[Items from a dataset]
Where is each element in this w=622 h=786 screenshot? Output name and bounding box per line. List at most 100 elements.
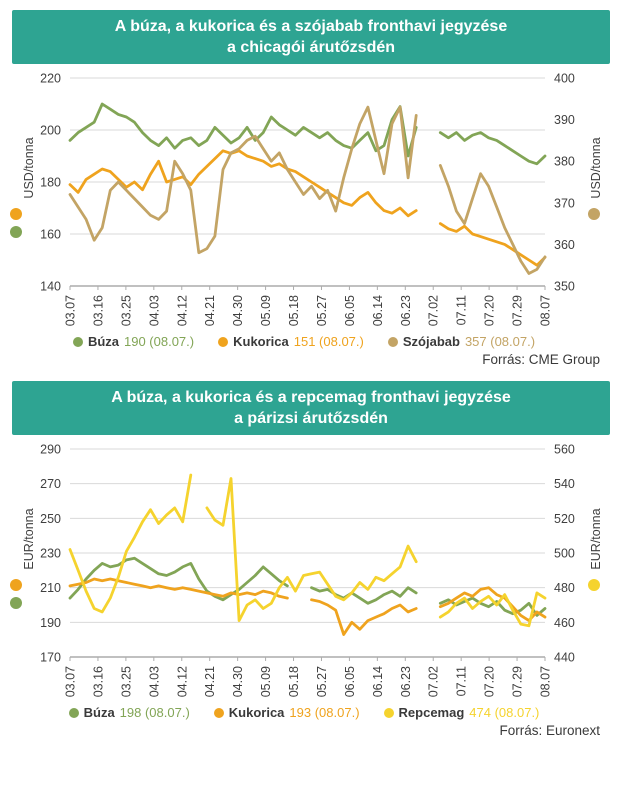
svg-text:05.18: 05.18 [287,295,301,326]
svg-text:06.14: 06.14 [371,295,385,326]
legend-series-value: 198 (08.07.) [119,705,190,721]
svg-text:07.29: 07.29 [511,666,525,697]
chart-title-line2: a chicagói árutőzsdén [226,39,396,57]
svg-text:05.09: 05.09 [259,666,273,697]
svg-text:520: 520 [554,512,575,526]
svg-text:06.14: 06.14 [371,666,385,697]
svg-text:03.16: 03.16 [91,295,105,326]
svg-text:08.07: 08.07 [539,666,553,697]
svg-text:05.18: 05.18 [287,666,301,697]
axis-series-dot [588,579,600,592]
paris-chart-block: A búza, a kukorica és a repcemag frontha… [0,381,622,738]
axis-title: EUR/tonna [589,509,603,570]
source-label: Forrás: Euronext [499,723,600,739]
legend-series-value: 151 (08.07.) [293,334,364,350]
svg-text:460: 460 [554,616,575,630]
legend-item: Repcemag 474 (08.07.) [383,705,540,721]
svg-text:04.30: 04.30 [231,295,245,326]
svg-text:380: 380 [554,155,575,169]
legend-series-name: Szójabab [402,334,460,350]
svg-text:06.23: 06.23 [399,295,413,326]
svg-text:360: 360 [554,238,575,252]
chart-title: A búza, a kukorica és a szójabab frontha… [12,10,610,65]
legend-series-value: 474 (08.07.) [469,705,540,721]
svg-text:440: 440 [554,651,575,665]
legend-series-name: Kukorica [233,334,289,350]
svg-text:350: 350 [554,280,575,294]
legend-series-name: Repcemag [398,705,465,721]
svg-text:250: 250 [40,512,61,526]
svg-text:400: 400 [554,72,575,86]
legend-dot [213,707,224,718]
legend-series-value: 190 (08.07.) [124,334,195,350]
svg-text:290: 290 [40,443,61,457]
svg-text:160: 160 [40,228,61,242]
svg-text:230: 230 [40,547,61,561]
axis-series-dot [588,208,600,221]
axis-series-dot [10,226,22,239]
svg-text:04.30: 04.30 [231,666,245,697]
chart-title: A búza, a kukorica és a repcemag frontha… [12,381,610,436]
svg-text:07.02: 07.02 [427,295,441,326]
svg-text:04.21: 04.21 [203,666,217,697]
legend-item: Szójabab 357 (08.07.) [387,334,536,350]
legend-dot [72,336,83,347]
legend-item: Kukorica 193 (08.07.) [213,705,360,721]
svg-text:04.12: 04.12 [175,666,189,697]
svg-text:04.03: 04.03 [147,666,161,697]
svg-text:210: 210 [40,582,61,596]
legend: Búza 190 (08.07.) Kukorica 151 (08.07.) Szój… [0,334,622,349]
axis-series-dot [10,597,22,610]
svg-text:370: 370 [554,197,575,211]
source-label: Forrás: CME Group [482,352,600,368]
legend-series-value: 357 (08.07.) [464,334,536,350]
legend-series-value: 193 (08.07.) [289,705,360,721]
svg-text:03.16: 03.16 [91,666,105,697]
legend-series-name: Búza [87,334,119,350]
legend-dot [383,707,394,718]
axis-series-dot [10,579,22,592]
legend-dot [68,707,79,718]
svg-text:200: 200 [40,124,61,138]
chart-title-line2: a párizsi árutőzsdén [234,410,388,428]
svg-text:03.07: 03.07 [64,295,78,326]
legend-item: Kukorica 151 (08.07.) [218,334,364,349]
svg-text:180: 180 [40,176,61,190]
axis-title: USD/tonna [22,138,36,199]
svg-text:07.11: 07.11 [455,295,469,325]
svg-text:540: 540 [554,478,575,492]
legend-series-name: Búza [83,705,115,721]
svg-text:140: 140 [40,280,61,294]
svg-text:190: 190 [40,616,61,630]
svg-text:06.05: 06.05 [343,295,357,326]
axis-title: USD/tonna [589,138,603,199]
svg-text:05.09: 05.09 [259,295,273,326]
legend-dot [387,336,398,347]
chart-title-line1: A búza, a kukorica és a szójabab frontha… [114,18,508,35]
axis-series-dot [10,208,22,221]
svg-text:560: 560 [554,443,575,457]
price-line-chart-paris: 290 270 250 230 210 190 170 560 540 520 500 480 460 4… [10,443,603,698]
svg-text:07.20: 07.20 [483,666,497,697]
svg-text:08.07: 08.07 [539,295,553,326]
svg-text:220: 220 [40,72,61,86]
svg-text:03.25: 03.25 [119,295,133,326]
svg-text:170: 170 [40,651,61,665]
chicago-chart-block: A búza, a kukorica és a szójabab frontha… [0,10,622,367]
svg-text:07.02: 07.02 [427,666,441,697]
svg-text:270: 270 [40,478,61,492]
svg-text:390: 390 [554,113,575,127]
svg-text:06.05: 06.05 [343,666,357,697]
legend: Búza 198 (08.07.) Kukorica 193 (08.07.) Repc… [0,705,622,720]
chart-title-line1: A búza, a kukorica és a repcemag frontha… [111,389,511,407]
svg-text:04.21: 04.21 [203,295,217,326]
svg-text:07.20: 07.20 [483,295,497,326]
price-line-chart-chicago: 220 200 180 160 140 400 390 380 370 360 350 03.07 03… [10,72,603,327]
svg-text:06.23: 06.23 [399,666,413,697]
svg-text:03.25: 03.25 [119,666,133,697]
axis-title: EUR/tonna [22,509,36,570]
svg-text:04.12: 04.12 [175,295,189,326]
legend-item: Búza 190 (08.07.) [72,334,195,350]
svg-text:04.03: 04.03 [147,295,161,326]
svg-text:500: 500 [554,547,575,561]
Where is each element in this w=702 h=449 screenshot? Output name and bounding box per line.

▶ **Task instructions**:
Turn every line of the rows above into a JSON array of strings, one string per line, with blank lines dropped. Leave the pictures out of the array.

▶ **Output for this task**:
[
  "Where is each element in this w=622 h=786 screenshot? Output name and bounding box per line. List at most 100 elements.",
  "svg-text:05.18: 05.18 [287,295,301,326]",
  "svg-text:06.14: 06.14 [371,295,385,326]",
  "legend-series-value: 198 (08.07.) [119,705,190,721]",
  "svg-text:07.29: 07.29 [511,666,525,697]",
  "chart-title-line2: a chicagói árutőzsdén [226,39,396,57]",
  "svg-text:05.09: 05.09 [259,666,273,697]",
  "svg-text:520: 520 [554,512,575,526]",
  "svg-text:06.14: 06.14 [371,666,385,697]",
  "svg-text:03.16: 03.16 [91,295,105,326]",
  "svg-text:08.07: 08.07 [539,666,553,697]",
  "svg-text:05.18: 05.18 [287,666,301,697]",
  "axis-series-dot [588,579,600,592]",
  "paris-chart-block: A búza, a kukorica és a repcemag frontha… [0,381,622,738]",
  "axis-title: EUR/tonna [589,509,603,570]",
  "source-label: Forrás: Euronext [499,723,600,739]",
  "legend-series-value: 151 (08.07.) [293,334,364,350]",
  "svg-text:460: 460 [554,616,575,630]",
  "legend-item: Repcemag 474 (08.07.) [383,705,540,721]",
  "svg-text:04.30: 04.30 [231,295,245,326]",
  "svg-text:380: 380 [554,155,575,169]",
  "legend-series-name: Szójabab [402,334,460,350]",
  "svg-text:06.23: 06.23 [399,295,413,326]",
  "svg-text:360: 360 [554,238,575,252]",
  "chart-title: A búza, a kukorica és a szójabab frontha… [12,10,610,65]",
  "legend-series-value: 474 (08.07.) [469,705,540,721]",
  "svg-text:440: 440 [554,651,575,665]",
  "legend-series-name: Kukorica [233,334,289,350]",
  "svg-text:350: 350 [554,280,575,294]",
  "legend-series-name: Repcemag [398,705,465,721]",
  "svg-text:250: 250 [40,512,61,526]",
  "svg-text:400: 400 [554,72,575,86]",
  "legend-dot [213,707,224,718]",
  "legend-series-value: 190 (08.07.) [124,334,195,350]",
  "svg-text:290: 290 [40,443,61,457]",
  "svg-text:160: 160 [40,228,61,242]",
  "svg-text:230: 230 [40,547,61,561]",
  "axis-series-dot [588,208,600,221]",
  "axis-series-dot [10,226,22,239]",
  "svg-text:04.30: 04.30 [231,666,245,697]",
  "chart-title: A búza, a kukorica és a repcemag frontha… [12,381,610,436]",
  "svg-text:07.02: 07.02 [427,295,441,326]",
  "svg-text:04.21: 04.21 [203,666,217,697]",
  "legend-item: Szójabab 357 (08.07.) [387,334,536,350]",
  "legend-dot [72,336,83,347]",
  "legend-item: Kukorica 193 (08.07.) [213,705,360,721]",
  "svg-text:04.12: 04.12 [175,666,189,697]",
  "svg-text:04.03: 04.03 [147,666,161,697]",
  "svg-text:210: 210 [40,582,61,596]",
  "legend: Búza 190 (08.07.) Kukorica 151 (08.07.) Szój… [0,334,622,349]",
  "axis-series-dot [10,597,22,610]",
  "svg-text:370: 370 [554,197,575,211]",
  "source-label: Forrás: CME Group [482,352,600,368]",
  "legend-series-value: 357 (08.07.) [464,334,536,350]",
  "legend-series-value: 193 (08.07.) [289,705,360,721]",
  "svg-text:03.16: 03.16 [91,666,105,697]",
  "legend-series-name: Búza [87,334,119,350]",
  "legend-dot [383,707,394,718]",
  "axis-series-dot [10,579,22,592]",
  "legend-dot [68,707,79,718]",
  "svg-text:200: 200 [40,124,61,138]",
  "chart-title-line2: a párizsi árutőzsdén [234,410,388,428]",
  "svg-text:03.07: 03.07 [64,295,78,326]",
  "legend-item: Kukorica 151 (08.07.) [218,334,364,349]",
  "svg-text:180: 180 [40,176,61,190]",
  "axis-title: USD/tonna [22,138,36,199]",
  "svg-text:07.11: 07.11 [455,295,469,325]",
  "svg-text:540: 540 [554,478,575,492]",
  "legend-series-name: Búza [83,705,115,721]",
  "svg-text:140: 140 [40,280,61,294]",
  "svg-text:190: 190 [40,616,61,630]",
  "svg-text:06.05: 06.05 [343,295,357,326]",
  "axis-title: USD/tonna [589,138,603,199]",
  "svg-text:05.09: 05.09 [259,295,273,326]",
  "legend-dot [387,336,398,347]",
  "chart-title-line1: A búza, a kukorica és a szójabab frontha… [114,18,508,35]",
  "axis-series-dot [10,208,22,221]",
  "svg-text:560: 560 [554,443,575,457]",
  "price-line-chart-paris: 290 270 250 230 210 190 170 560 540 520 500 480 460 4… [10,443,603,698]",
  "svg-text:07.20: 07.20 [483,666,497,697]",
  "svg-text:08.07: 08.07 [539,295,553,326]",
  "svg-text:220: 220 [40,72,61,86]",
  "svg-text:03.25: 03.25 [119,295,133,326]",
  "svg-text:170: 170 [40,651,61,665]",
  "chicago-chart-block: A búza, a kukorica és a szójabab frontha… [0,10,622,367]",
  "svg-text:07.02: 07.02 [427,666,441,697]",
  "svg-text:270: 270 [40,478,61,492]",
  "svg-text:390: 390 [554,113,575,127]",
  "svg-text:06.05: 06.05 [343,666,357,697]",
  "legend: Búza 198 (08.07.) Kukorica 193 (08.07.) Repc… [0,705,622,720]",
  "chart-title-line1: A búza, a kukorica és a repcemag frontha… [111,389,511,407]",
  "svg-text:04.21: 04.21 [203,295,217,326]",
  "svg-text:07.20: 07.20 [483,295,497,326]",
  "price-line-chart-chicago: 220 200 180 160 140 400 390 380 370 360 350 03.07 03… [10,72,603,327]",
  "svg-text:06.23: 06.23 [399,666,413,697]",
  "svg-text:03.25: 03.25 [119,666,133,697]",
  "axis-title: EUR/tonna [22,509,36,570]",
  "svg-text:04.12: 04.12 [175,295,189,326]",
  "legend-item: Búza 190 (08.07.) [72,334,195,350]",
  "svg-text:04.03: 04.03 [147,295,161,326]",
  "svg-text:500: 500 [554,547,575,561]",
  "Where is each element in this w=702 h=449 screenshot? Output name and bounding box per line."
]